■ **JOB**
Every entry here needs to be repeated exactly.

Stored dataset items
########################################

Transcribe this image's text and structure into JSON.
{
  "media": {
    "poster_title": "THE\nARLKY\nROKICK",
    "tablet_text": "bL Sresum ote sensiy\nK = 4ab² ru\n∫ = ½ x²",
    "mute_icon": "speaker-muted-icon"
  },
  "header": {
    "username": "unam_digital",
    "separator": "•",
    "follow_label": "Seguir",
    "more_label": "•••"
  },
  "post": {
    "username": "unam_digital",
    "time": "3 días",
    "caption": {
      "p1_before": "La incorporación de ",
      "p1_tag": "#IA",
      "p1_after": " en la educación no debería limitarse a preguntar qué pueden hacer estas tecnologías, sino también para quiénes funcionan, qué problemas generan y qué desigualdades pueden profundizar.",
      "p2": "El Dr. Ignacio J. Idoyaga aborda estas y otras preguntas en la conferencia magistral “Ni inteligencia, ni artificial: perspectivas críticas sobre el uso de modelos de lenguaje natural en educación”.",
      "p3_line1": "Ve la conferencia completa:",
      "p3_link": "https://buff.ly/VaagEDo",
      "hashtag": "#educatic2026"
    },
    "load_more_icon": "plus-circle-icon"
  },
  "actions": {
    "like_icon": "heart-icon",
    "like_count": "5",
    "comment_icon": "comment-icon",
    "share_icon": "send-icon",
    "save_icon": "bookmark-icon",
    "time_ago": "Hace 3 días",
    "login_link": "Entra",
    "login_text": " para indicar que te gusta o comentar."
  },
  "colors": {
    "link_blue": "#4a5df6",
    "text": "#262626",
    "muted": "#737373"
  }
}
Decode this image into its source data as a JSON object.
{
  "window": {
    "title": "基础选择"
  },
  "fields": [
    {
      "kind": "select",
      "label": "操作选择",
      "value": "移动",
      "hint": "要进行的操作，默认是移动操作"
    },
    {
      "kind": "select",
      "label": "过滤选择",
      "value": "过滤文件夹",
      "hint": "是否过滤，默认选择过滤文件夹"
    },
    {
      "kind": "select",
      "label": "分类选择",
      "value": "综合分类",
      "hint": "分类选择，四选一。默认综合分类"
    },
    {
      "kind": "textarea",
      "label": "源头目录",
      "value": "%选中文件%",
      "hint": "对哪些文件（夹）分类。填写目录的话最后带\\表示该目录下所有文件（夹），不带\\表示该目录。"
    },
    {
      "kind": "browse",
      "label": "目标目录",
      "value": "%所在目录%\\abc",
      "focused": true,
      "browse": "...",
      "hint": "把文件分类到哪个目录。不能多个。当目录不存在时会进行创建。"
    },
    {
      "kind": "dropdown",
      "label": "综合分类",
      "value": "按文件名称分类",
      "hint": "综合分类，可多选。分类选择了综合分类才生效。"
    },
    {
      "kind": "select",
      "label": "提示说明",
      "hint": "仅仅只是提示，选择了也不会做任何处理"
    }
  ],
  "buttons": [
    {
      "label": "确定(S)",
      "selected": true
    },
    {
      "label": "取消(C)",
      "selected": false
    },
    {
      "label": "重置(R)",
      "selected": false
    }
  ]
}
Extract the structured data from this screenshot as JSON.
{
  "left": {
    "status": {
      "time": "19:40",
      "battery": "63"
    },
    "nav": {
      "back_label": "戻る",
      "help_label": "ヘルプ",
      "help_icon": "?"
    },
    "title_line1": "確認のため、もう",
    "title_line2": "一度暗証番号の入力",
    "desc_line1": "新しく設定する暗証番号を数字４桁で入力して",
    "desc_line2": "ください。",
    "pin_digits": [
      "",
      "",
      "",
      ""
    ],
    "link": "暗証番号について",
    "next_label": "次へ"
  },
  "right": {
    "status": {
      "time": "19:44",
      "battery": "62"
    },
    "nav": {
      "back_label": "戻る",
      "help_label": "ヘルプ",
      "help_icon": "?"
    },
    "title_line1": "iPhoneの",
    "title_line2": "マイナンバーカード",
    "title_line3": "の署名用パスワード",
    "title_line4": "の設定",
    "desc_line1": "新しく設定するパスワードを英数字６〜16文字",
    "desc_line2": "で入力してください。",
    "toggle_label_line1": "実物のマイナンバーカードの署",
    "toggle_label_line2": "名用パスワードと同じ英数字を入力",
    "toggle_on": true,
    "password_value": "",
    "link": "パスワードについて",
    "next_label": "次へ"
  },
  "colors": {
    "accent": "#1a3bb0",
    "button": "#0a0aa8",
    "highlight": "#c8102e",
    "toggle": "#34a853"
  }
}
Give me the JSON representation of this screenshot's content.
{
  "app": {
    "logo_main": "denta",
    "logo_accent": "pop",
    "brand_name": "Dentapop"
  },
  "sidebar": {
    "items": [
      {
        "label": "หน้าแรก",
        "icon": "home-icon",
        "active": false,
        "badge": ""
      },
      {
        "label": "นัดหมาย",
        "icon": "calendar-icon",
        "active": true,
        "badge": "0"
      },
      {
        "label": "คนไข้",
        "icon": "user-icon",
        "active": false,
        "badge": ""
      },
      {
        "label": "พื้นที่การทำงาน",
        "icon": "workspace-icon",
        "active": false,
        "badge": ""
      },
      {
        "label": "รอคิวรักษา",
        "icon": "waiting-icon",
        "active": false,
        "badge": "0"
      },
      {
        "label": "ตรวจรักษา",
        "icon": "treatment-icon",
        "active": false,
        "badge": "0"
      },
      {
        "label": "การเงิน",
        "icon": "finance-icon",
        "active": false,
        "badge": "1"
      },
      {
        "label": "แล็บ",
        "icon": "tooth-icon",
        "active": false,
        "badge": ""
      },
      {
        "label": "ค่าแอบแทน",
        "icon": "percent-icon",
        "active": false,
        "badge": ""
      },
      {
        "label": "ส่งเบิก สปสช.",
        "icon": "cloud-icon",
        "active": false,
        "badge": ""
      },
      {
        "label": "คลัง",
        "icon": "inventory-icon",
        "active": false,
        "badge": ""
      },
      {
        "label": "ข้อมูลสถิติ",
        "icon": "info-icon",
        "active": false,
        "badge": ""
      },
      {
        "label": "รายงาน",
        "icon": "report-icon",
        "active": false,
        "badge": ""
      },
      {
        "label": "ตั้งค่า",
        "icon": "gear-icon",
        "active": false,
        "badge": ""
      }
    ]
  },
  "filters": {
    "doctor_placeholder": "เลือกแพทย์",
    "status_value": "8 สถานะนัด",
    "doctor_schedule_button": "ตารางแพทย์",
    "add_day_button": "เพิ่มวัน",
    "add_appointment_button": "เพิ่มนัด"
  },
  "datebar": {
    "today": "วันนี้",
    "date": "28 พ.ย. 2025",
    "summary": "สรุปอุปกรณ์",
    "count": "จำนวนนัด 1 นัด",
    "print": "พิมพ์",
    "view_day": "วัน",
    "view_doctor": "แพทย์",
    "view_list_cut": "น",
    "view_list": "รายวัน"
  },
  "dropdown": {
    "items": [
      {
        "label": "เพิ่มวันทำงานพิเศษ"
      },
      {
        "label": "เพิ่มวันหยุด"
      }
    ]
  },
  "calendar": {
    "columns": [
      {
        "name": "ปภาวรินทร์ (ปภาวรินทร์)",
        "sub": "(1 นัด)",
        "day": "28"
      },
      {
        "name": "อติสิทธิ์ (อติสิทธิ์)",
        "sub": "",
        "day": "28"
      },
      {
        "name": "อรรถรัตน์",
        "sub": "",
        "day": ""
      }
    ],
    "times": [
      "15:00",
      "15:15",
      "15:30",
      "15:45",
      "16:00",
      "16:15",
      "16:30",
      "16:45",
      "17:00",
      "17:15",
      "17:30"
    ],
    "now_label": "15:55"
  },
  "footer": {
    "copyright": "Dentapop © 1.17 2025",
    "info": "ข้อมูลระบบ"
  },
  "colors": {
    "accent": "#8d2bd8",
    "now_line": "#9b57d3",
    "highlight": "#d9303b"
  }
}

########################################

■ **EXERCISE OUTPUT**
Transcribe this image's text and structure into JSON.
{
  "media": {
    "poster_title": "THE\nARLKY\nROKICK",
    "tablet_text": "bL Sresum ote sensiy\nK = 4ab² ru\n∫ = ½ x²",
    "mute_icon": "speaker-muted-icon"
  },
  "header": {
    "username": "unam_digital",
    "separator": "•",
    "follow_label": "Seguir",
    "more_label": "•••"
  },
  "post": {
    "username": "unam_digital",
    "time": "3 días",
    "caption": {
      "p1_before": "La incorporación de ",
      "p1_tag": "#IA",
      "p1_after": " en la educación no debería limitarse a preguntar qué pueden hacer estas tecnologías, sino también para quiénes funcionan, qué problemas generan y qué desigualdades pueden profundizar.",
      "p2": "El Dr. Ignacio J. Idoyaga aborda estas y otras preguntas en la conferencia magistral “Ni inteligencia, ni artificial: perspectivas críticas sobre el uso de modelos de lenguaje natural en educación”.",
      "p3_line1": "Ve la conferencia completa:",
      "p3_link": "https://buff.ly/VaagEDo",
      "hashtag": "#educatic2026"
    },
    "load_more_icon": "plus-circle-icon"
  },
  "actions": {
    "like_icon": "heart-icon",
    "like_count": "5",
    "comment_icon": "comment-icon",
    "share_icon": "send-icon",
    "save_icon": "bookmark-icon",
    "time_ago": "Hace 3 días",
    "login_link": "Entra",
    "login_text": " para indicar que te gusta o comentar."
  },
  "colors": {
    "link_blue": "#4a5df6",
    "text": "#262626",
    "muted": "#737373"
  }
}
Decode this image into its source data as a JSON object.
{
  "window": {
    "title": "基础选择"
  },
  "fields": [
    {
      "kind": "select",
      "label": "操作选择",
      "value": "移动",
      "hint": "要进行的操作，默认是移动操作"
    },
    {
      "kind": "select",
      "label": "过滤选择",
      "value": "过滤文件夹",
      "hint": "是否过滤，默认选择过滤文件夹"
    },
    {
      "kind": "select",
      "label": "分类选择",
      "value": "综合分类",
      "hint": "分类选择，四选一。默认综合分类"
    },
    {
      "kind": "textarea",
      "label": "源头目录",
      "value": "%选中文件%",
      "hint": "对哪些文件（夹）分类。填写目录的话最后带\\表示该目录下所有文件（夹），不带\\表示该目录。"
    },
    {
      "kind": "browse",
      "label": "目标目录",
      "value": "%所在目录%\\abc",
      "focused": true,
      "browse": "...",
      "hint": "把文件分类到哪个目录。不能多个。当目录不存在时会进行创建。"
    },
    {
      "kind": "dropdown",
      "label": "综合分类",
      "value": "按文件名称分类",
      "hint": "综合分类，可多选。分类选择了综合分类才生效。"
    },
    {
      "kind": "select",
      "label": "提示说明",
      "hint": "仅仅只是提示，选择了也不会做任何处理"
    }
  ],
  "buttons": [
    {
      "label": "确定(S)",
      "selected": true
    },
    {
      "label": "取消(C)",
      "selected": false
    },
    {
      "label": "重置(R)",
      "selected": false
    }
  ]
}
Extract the structured data from this screenshot as JSON.
{
  "left": {
    "status": {
      "time": "19:40",
      "battery": "63"
    },
    "nav": {
      "back_label": "戻る",
      "help_label": "ヘルプ",
      "help_icon": "?"
    },
    "title_line1": "確認のため、もう",
    "title_line2": "一度暗証番号の入力",
    "desc_line1": "新しく設定する暗証番号を数字４桁で入力して",
    "desc_line2": "ください。",
    "pin_digits": [
      "",
      "",
      "",
      ""
    ],
    "link": "暗証番号について",
    "next_label": "次へ"
  },
  "right": {
    "status": {
      "time": "19:44",
      "battery": "62"
    },
    "nav": {
      "back_label": "戻る",
      "help_label": "ヘルプ",
      "help_icon": "?"
    },
    "title_line1": "iPhoneの",
    "title_line2": "マイナンバーカード",
    "title_line3": "の署名用パスワード",
    "title_line4": "の設定",
    "desc_line1": "新しく設定するパスワードを英数字６〜16文字",
    "desc_line2": "で入力してください。",
    "toggle_label_line1": "実物のマイナンバーカードの署",
    "toggle_label_line2": "名用パスワードと同じ英数字を入力",
    "toggle_on": true,
    "password_value": "",
    "link": "パスワードについて",
    "next_label": "次へ"
  },
  "colors": {
    "accent": "#1a3bb0",
    "button": "#0a0aa8",
    "highlight": "#c8102e",
    "toggle": "#34a853"
  }
}
Give me the JSON representation of this screenshot's content.
{
  "app": {
    "logo_main": "denta",
    "logo_accent": "pop",
    "brand_name": "Dentapop"
  },
  "sidebar": {
    "items": [
      {
        "label": "หน้าแรก",
        "icon": "home-icon",
        "active": false,
        "badge": ""
      },
      {
        "label": "นัดหมาย",
        "icon": "calendar-icon",
        "active": true,
        "badge": "0"
      },
      {
        "label": "คนไข้",
        "icon": "user-icon",
        "active": false,
        "badge": ""
      },
      {
        "label": "พื้นที่การทำงาน",
        "icon": "workspace-icon",
        "active": false,
        "badge": ""
      },
      {
        "label": "รอคิวรักษา",
        "icon": "waiting-icon",
        "active": false,
        "badge": "0"
      },
      {
        "label": "ตรวจรักษา",
        "icon": "treatment-icon",
        "active": false,
        "badge": "0"
      },
      {
        "label": "การเงิน",
        "icon": "finance-icon",
        "active": false,
        "badge": "1"
      },
      {
        "label": "แล็บ",
        "icon": "tooth-icon",
        "active": false,
        "badge": ""
      },
      {
        "label": "ค่าแอบแทน",
        "icon": "percent-icon",
        "active": false,
        "badge": ""
      },
      {
        "label": "ส่งเบิก สปสช.",
        "icon": "cloud-icon",
        "active": false,
        "badge": ""
      },
      {
        "label": "คลัง",
        "icon": "inventory-icon",
        "active": false,
        "badge": ""
      },
      {
        "label": "ข้อมูลสถิติ",
        "icon": "info-icon",
        "active": false,
        "badge": ""
      },
      {
        "label": "รายงาน",
        "icon": "report-icon",
        "active": false,
        "badge": ""
      },
      {
        "label": "ตั้งค่า",
        "icon": "gear-icon",
        "active": false,
        "badge": ""
      }
    ]
  },
  "filters": {
    "doctor_placeholder": "เลือกแพทย์",
    "status_value": "8 สถานะนัด",
    "doctor_schedule_button": "ตารางแพทย์",
    "add_day_button": "เพิ่มวัน",
    "add_appointment_button": "เพิ่มนัด"
  },
  "datebar": {
    "today": "วันนี้",
    "date": "28 พ.ย. 2025",
    "summary": "สรุปอุปกรณ์",
    "count": "จำนวนนัด 1 นัด",
    "print": "พิมพ์",
    "view_day": "วัน",
    "view_doctor": "แพทย์",
    "view_list_cut": "น",
    "view_list": "รายวัน"
  },
  "dropdown": {
    "items": [
      {
        "label": "เพิ่มวันทำงานพิเศษ"
      },
      {
        "label": "เพิ่มวันหยุด"
      }
    ]
  },
  "calendar": {
    "columns": [
      {
        "name": "ปภาวรินทร์ (ปภาวรินทร์)",
        "sub": "(1 นัด)",
        "day": "28"
      },
      {
        "name": "อติสิทธิ์ (อติสิทธิ์)",
        "sub": "",
        "day": "28"
      },
      {
        "name": "อรรถรัตน์",
        "sub": "",
        "day": ""
      }
    ],
    "times": [
      "15:00",
      "15:15",
      "15:30",
      "15:45",
      "16:00",
      "16:15",
      "16:30",
      "16:45",
      "17:00",
      "17:15",
      "17:30"
    ],
    "now_label": "15:55"
  },
  "footer": {
    "copyright": "Dentapop © 1.17 2025",
    "info": "ข้อมูลระบบ"
  },
  "colors": {
    "accent": "#8d2bd8",
    "now_line": "#9b57d3",
    "highlight": "#d9303b"
  }
}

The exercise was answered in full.